— START Source material —
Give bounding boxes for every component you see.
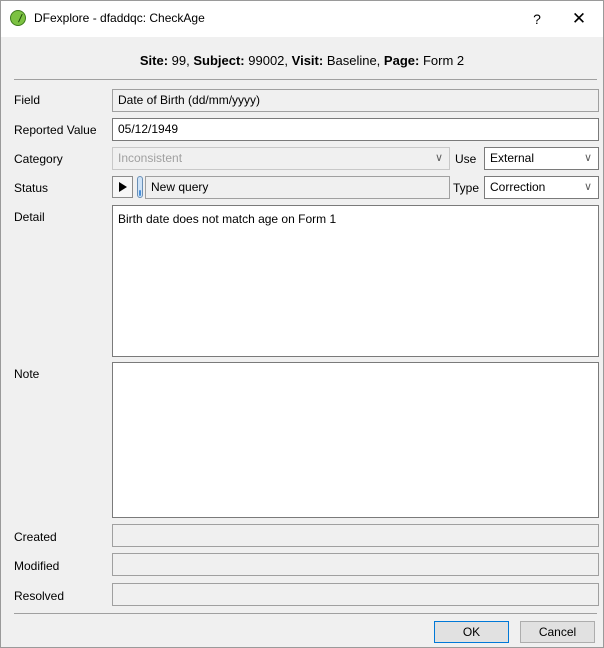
help-button[interactable]: ?	[522, 7, 552, 31]
modified-value	[112, 553, 599, 576]
header-separator	[14, 79, 597, 80]
note-textarea[interactable]	[112, 362, 599, 518]
status-label: Status	[14, 181, 49, 195]
category-label: Category	[14, 152, 63, 166]
cancel-button[interactable]: Cancel	[520, 621, 595, 643]
site-value: 99,	[168, 53, 190, 68]
detail-textarea[interactable]: Birth date does not match age on Form 1	[112, 205, 599, 357]
subject-value: 99002,	[244, 53, 289, 68]
field-value: Date of Birth (dd/mm/yyyy)	[112, 89, 599, 112]
chevron-down-icon: ∨	[583, 181, 592, 193]
use-value: External	[490, 151, 535, 165]
reported-value-label: Reported Value	[14, 123, 97, 137]
dialog-window: DFexplore - dfaddqc: CheckAge ? ✕ Site: …	[0, 0, 604, 648]
dfexplore-app-icon	[10, 10, 26, 26]
play-button[interactable]	[112, 176, 133, 198]
visit-label: Visit:	[291, 53, 324, 68]
record-header: Site: 99, Subject: 99002, Visit: Baselin…	[1, 53, 603, 68]
site-label: Site:	[139, 53, 169, 68]
reported-value-field[interactable]: 05/12/1949	[112, 118, 599, 141]
type-label: Type	[453, 181, 480, 195]
title-bar: DFexplore - dfaddqc: CheckAge ? ✕	[1, 1, 603, 37]
resolved-label: Resolved	[14, 589, 65, 603]
subject-label: Subject:	[193, 53, 245, 68]
ok-button[interactable]: OK	[434, 621, 509, 643]
footer-separator	[14, 613, 597, 614]
page-label: Page:	[383, 53, 420, 68]
resolved-value	[112, 583, 599, 606]
window-title: DFexplore - dfaddqc: CheckAge	[34, 11, 205, 25]
type-value: Correction	[490, 180, 546, 194]
page-value: Form 2	[419, 53, 465, 68]
modified-label: Modified	[14, 559, 60, 573]
created-value	[112, 524, 599, 547]
field-label: Field	[14, 93, 41, 107]
note-label: Note	[14, 367, 40, 381]
chevron-down-icon: ∨	[583, 152, 592, 164]
detail-label: Detail	[14, 210, 45, 224]
status-value: New query	[145, 176, 450, 199]
use-select[interactable]: External ∨	[484, 147, 599, 170]
close-button[interactable]: ✕	[564, 7, 594, 31]
thermometer-icon	[137, 176, 143, 198]
category-value: Inconsistent	[118, 151, 183, 165]
visit-value: Baseline,	[323, 53, 381, 68]
created-label: Created	[14, 530, 57, 544]
use-label: Use	[455, 152, 477, 166]
type-select[interactable]: Correction ∨	[484, 176, 599, 199]
chevron-down-icon: ∨	[434, 152, 443, 164]
category-select[interactable]: Inconsistent ∨	[112, 147, 450, 170]
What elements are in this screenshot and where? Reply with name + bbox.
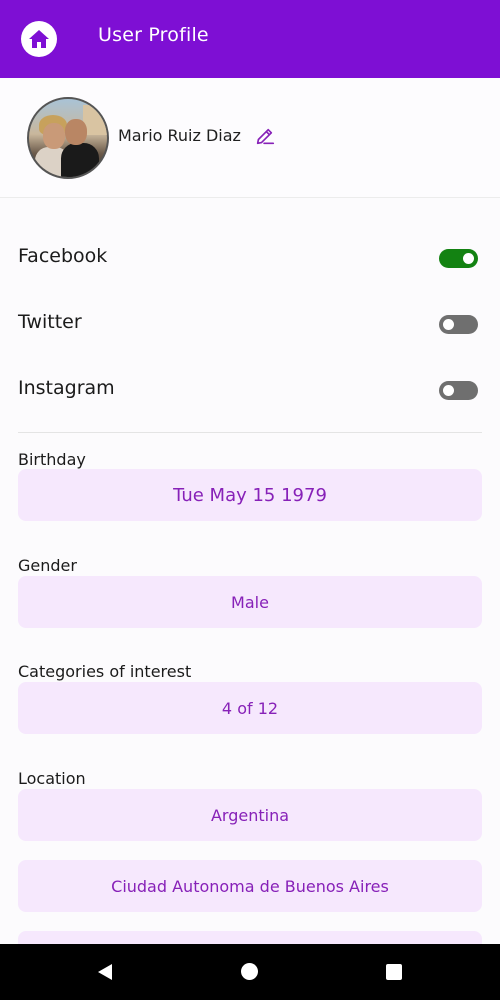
— END Source material —
- **Objective**: Please give these lines again with every "Inconsistent" replaced by "Conflicting", leaving all else unchanged and the pictures out.

- **Solution to the exercise**:
Give bounding boxes for every component you see.
help-button[interactable]: ?	[522, 7, 552, 31]
modified-value	[112, 553, 599, 576]
header-separator	[14, 79, 597, 80]
note-textarea[interactable]	[112, 362, 599, 518]
status-label: Status	[14, 181, 49, 195]
category-label: Category	[14, 152, 63, 166]
cancel-button[interactable]: Cancel	[520, 621, 595, 643]
site-value: 99,	[168, 53, 190, 68]
detail-textarea[interactable]: Birth date does not match age on Form 1	[112, 205, 599, 357]
subject-value: 99002,	[244, 53, 289, 68]
field-value: Date of Birth (dd/mm/yyyy)	[112, 89, 599, 112]
chevron-down-icon: ∨	[583, 181, 592, 193]
use-value: External	[490, 151, 535, 165]
reported-value-label: Reported Value	[14, 123, 97, 137]
dialog-window: DFexplore - dfaddqc: CheckAge ? ✕ Site: …	[0, 0, 604, 648]
dfexplore-app-icon	[10, 10, 26, 26]
play-button[interactable]	[112, 176, 133, 198]
visit-label: Visit:	[291, 53, 324, 68]
record-header: Site: 99, Subject: 99002, Visit: Baselin…	[1, 53, 603, 68]
site-label: Site:	[139, 53, 169, 68]
reported-value-field[interactable]: 05/12/1949	[112, 118, 599, 141]
type-label: Type	[453, 181, 480, 195]
title-bar: DFexplore - dfaddqc: CheckAge ? ✕	[1, 1, 603, 37]
resolved-label: Resolved	[14, 589, 65, 603]
subject-label: Subject:	[193, 53, 245, 68]
ok-button[interactable]: OK	[434, 621, 509, 643]
footer-separator	[14, 613, 597, 614]
page-label: Page:	[383, 53, 420, 68]
resolved-value	[112, 583, 599, 606]
window-title: DFexplore - dfaddqc: CheckAge	[34, 11, 205, 25]
type-value: Correction	[490, 180, 546, 194]
page-value: Form 2	[419, 53, 465, 68]
modified-label: Modified	[14, 559, 60, 573]
created-value	[112, 524, 599, 547]
field-label: Field	[14, 93, 41, 107]
note-label: Note	[14, 367, 40, 381]
chevron-down-icon: ∨	[583, 152, 592, 164]
detail-label: Detail	[14, 210, 45, 224]
status-value: New query	[145, 176, 450, 199]
use-select[interactable]: External ∨	[484, 147, 599, 170]
close-button[interactable]: ✕	[564, 7, 594, 31]
thermometer-icon	[137, 176, 143, 198]
category-value: Conflicting	[118, 151, 183, 165]
visit-value: Baseline,	[323, 53, 381, 68]
created-label: Created	[14, 530, 57, 544]
use-label: Use	[455, 152, 477, 166]
type-select[interactable]: Correction ∨	[484, 176, 599, 199]
chevron-down-icon: ∨	[434, 152, 443, 164]
category-select[interactable]: Conflicting ∨	[112, 147, 450, 170]
What elements are in this screenshot and where? Reply with name + bbox.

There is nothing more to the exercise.